** START DATA IN THIS EXERCISE **
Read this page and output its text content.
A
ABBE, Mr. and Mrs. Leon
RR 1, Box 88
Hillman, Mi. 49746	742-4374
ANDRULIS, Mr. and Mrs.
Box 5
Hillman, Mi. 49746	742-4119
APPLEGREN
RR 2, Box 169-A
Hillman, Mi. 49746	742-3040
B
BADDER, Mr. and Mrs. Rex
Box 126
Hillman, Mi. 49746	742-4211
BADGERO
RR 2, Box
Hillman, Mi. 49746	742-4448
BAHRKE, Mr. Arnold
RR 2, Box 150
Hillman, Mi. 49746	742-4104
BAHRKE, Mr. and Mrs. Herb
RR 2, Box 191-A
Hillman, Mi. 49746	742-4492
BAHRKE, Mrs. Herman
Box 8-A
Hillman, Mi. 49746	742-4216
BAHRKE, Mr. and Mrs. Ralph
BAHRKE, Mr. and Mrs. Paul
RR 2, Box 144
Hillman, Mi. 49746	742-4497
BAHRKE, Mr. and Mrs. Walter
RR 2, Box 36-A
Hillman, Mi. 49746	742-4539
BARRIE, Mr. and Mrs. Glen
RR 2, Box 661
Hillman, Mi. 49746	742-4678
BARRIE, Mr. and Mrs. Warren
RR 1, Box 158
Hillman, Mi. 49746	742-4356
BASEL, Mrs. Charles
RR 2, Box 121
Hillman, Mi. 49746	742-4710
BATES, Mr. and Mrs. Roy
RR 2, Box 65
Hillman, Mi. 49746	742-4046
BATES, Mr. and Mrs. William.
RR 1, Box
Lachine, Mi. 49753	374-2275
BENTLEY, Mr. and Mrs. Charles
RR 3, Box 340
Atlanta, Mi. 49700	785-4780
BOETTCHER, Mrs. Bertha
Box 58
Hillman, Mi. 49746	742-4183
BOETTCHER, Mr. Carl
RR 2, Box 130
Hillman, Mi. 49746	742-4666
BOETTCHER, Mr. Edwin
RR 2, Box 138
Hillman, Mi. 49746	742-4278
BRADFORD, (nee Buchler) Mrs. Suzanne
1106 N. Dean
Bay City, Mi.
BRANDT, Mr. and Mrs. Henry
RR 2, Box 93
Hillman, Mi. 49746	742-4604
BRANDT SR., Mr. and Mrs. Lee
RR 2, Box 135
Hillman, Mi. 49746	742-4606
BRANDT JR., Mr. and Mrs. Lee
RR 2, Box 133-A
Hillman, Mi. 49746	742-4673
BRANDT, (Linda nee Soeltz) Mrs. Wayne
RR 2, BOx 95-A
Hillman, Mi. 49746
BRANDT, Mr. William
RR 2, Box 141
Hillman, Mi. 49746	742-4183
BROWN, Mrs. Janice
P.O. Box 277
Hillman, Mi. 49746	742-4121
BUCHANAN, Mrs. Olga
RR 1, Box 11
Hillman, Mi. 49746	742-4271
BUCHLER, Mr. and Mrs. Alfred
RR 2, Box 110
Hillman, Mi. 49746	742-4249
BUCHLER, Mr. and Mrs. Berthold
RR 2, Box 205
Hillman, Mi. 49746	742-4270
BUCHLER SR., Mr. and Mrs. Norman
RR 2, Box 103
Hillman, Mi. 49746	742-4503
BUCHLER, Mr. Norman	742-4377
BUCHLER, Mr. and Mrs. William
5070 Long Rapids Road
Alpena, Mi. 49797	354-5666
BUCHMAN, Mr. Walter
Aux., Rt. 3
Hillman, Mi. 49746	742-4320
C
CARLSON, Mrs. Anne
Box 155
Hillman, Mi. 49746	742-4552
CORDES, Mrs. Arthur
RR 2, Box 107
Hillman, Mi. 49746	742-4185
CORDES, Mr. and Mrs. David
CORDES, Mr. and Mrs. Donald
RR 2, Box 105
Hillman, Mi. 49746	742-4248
** END DATA IN THIS EXERCISE **
** START DATA IN THIS EXERCISE **
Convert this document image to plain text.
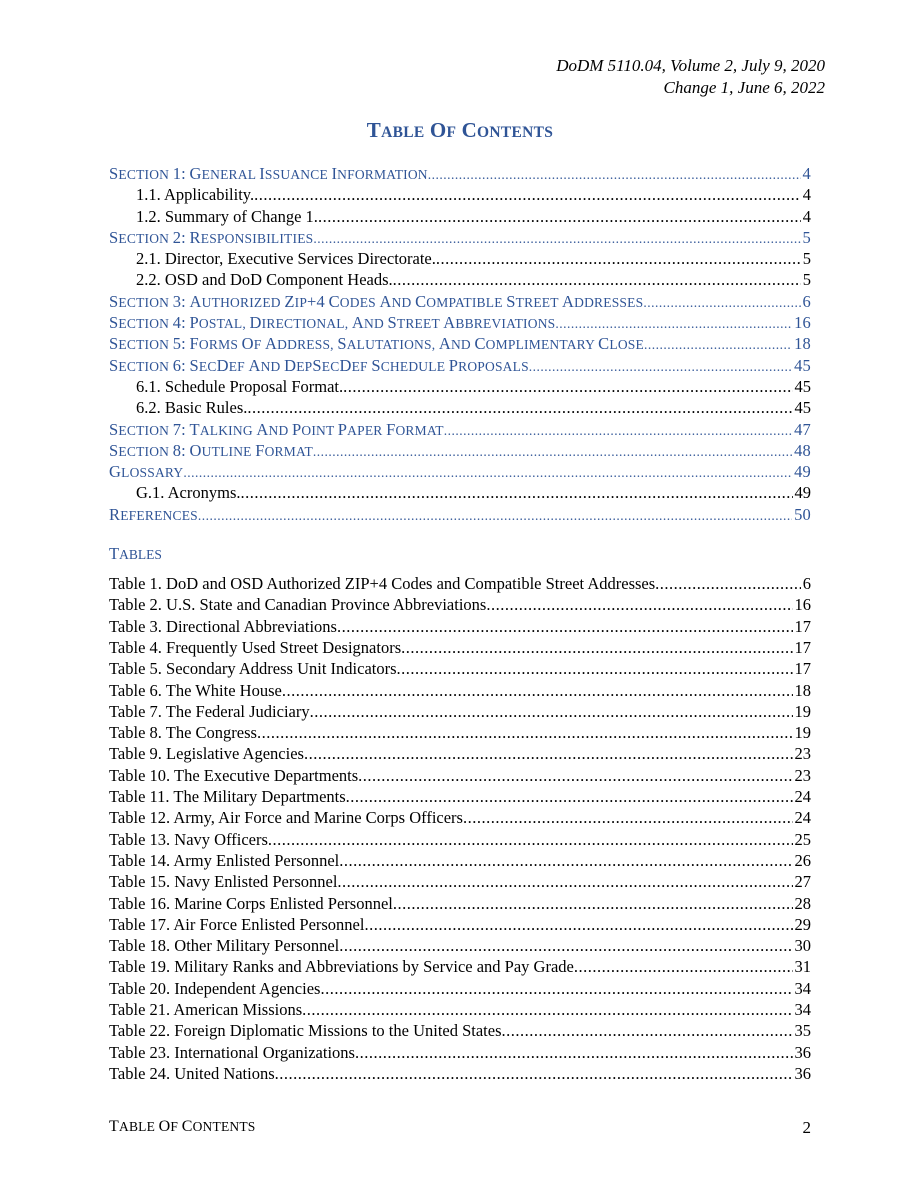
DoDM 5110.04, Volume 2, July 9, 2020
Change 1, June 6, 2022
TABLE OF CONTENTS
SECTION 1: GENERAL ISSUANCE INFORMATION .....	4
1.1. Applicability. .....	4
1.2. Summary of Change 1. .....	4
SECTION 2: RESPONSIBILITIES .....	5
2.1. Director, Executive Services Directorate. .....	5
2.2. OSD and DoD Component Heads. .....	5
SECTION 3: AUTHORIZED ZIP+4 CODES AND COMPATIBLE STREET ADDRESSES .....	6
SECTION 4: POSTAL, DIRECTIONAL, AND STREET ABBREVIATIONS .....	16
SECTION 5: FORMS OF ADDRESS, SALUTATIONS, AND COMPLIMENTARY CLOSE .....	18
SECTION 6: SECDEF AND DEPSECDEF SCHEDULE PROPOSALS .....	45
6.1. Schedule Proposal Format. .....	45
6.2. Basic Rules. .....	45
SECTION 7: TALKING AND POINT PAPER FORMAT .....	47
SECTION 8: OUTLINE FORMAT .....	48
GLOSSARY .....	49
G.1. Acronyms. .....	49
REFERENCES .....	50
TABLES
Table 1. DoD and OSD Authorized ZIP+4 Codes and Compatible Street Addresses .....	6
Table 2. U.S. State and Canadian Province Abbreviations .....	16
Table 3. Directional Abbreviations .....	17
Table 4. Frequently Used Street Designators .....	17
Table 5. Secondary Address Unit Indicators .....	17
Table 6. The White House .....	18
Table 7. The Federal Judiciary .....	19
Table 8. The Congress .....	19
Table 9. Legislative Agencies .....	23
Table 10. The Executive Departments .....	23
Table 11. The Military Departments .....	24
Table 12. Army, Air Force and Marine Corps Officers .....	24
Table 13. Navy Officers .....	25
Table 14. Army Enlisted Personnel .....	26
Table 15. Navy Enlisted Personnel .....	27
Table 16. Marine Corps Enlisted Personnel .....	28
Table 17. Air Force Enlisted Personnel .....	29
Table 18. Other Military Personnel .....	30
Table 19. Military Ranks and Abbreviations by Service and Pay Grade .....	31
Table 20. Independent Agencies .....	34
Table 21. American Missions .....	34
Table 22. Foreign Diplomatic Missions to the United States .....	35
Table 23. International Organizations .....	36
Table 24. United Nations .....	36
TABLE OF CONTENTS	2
** END DATA IN THIS EXERCISE **
Count all lines of the data that include "Marine". The answer is the number alone.

2